Some records >>
--- Begin ---

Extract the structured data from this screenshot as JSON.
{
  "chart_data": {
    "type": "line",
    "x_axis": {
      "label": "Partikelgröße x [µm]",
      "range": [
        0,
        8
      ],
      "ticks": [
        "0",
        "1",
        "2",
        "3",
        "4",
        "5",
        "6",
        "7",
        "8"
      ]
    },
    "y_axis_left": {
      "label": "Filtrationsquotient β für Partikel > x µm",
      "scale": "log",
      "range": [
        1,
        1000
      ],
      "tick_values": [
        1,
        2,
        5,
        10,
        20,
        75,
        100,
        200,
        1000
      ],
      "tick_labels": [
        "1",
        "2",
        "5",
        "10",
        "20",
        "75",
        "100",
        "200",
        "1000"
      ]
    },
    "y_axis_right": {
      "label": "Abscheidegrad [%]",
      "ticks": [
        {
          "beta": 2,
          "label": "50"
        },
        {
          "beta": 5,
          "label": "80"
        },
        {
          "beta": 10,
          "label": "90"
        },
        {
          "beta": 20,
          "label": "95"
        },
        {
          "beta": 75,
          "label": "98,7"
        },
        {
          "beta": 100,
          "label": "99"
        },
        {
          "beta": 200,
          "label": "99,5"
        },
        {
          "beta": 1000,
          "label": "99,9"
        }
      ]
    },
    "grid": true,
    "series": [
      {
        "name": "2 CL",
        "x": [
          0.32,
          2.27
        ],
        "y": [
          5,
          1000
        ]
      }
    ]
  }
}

--- End ---

The task >> Please reproduce each record precisely as written.

Solution to this task >>
Extract the structured data from this screenshot as JSON.
{
  "chart_data": {
    "type": "line",
    "x_axis": {
      "label": "Partikelgröße x [µm]",
      "range": [
        0,
        8
      ],
      "ticks": [
        "0",
        "1",
        "2",
        "3",
        "4",
        "5",
        "6",
        "7",
        "8"
      ]
    },
    "y_axis_left": {
      "label": "Filtrationsquotient β für Partikel > x µm",
      "scale": "log",
      "range": [
        1,
        1000
      ],
      "tick_values": [
        1,
        2,
        5,
        10,
        20,
        75,
        100,
        200,
        1000
      ],
      "tick_labels": [
        "1",
        "2",
        "5",
        "10",
        "20",
        "75",
        "100",
        "200",
        "1000"
      ]
    },
    "y_axis_right": {
      "label": "Abscheidegrad [%]",
      "ticks": [
        {
          "beta": 2,
          "label": "50"
        },
        {
          "beta": 5,
          "label": "80"
        },
        {
          "beta": 10,
          "label": "90"
        },
        {
          "beta": 20,
          "label": "95"
        },
        {
          "beta": 75,
          "label": "98,7"
        },
        {
          "beta": 100,
          "label": "99"
        },
        {
          "beta": 200,
          "label": "99,5"
        },
        {
          "beta": 1000,
          "label": "99,9"
        }
      ]
    },
    "grid": true,
    "series": [
      {
        "name": "2 CL",
        "x": [
          0.32,
          2.27
        ],
        "y": [
          5,
          1000
        ]
      }
    ]
  }
}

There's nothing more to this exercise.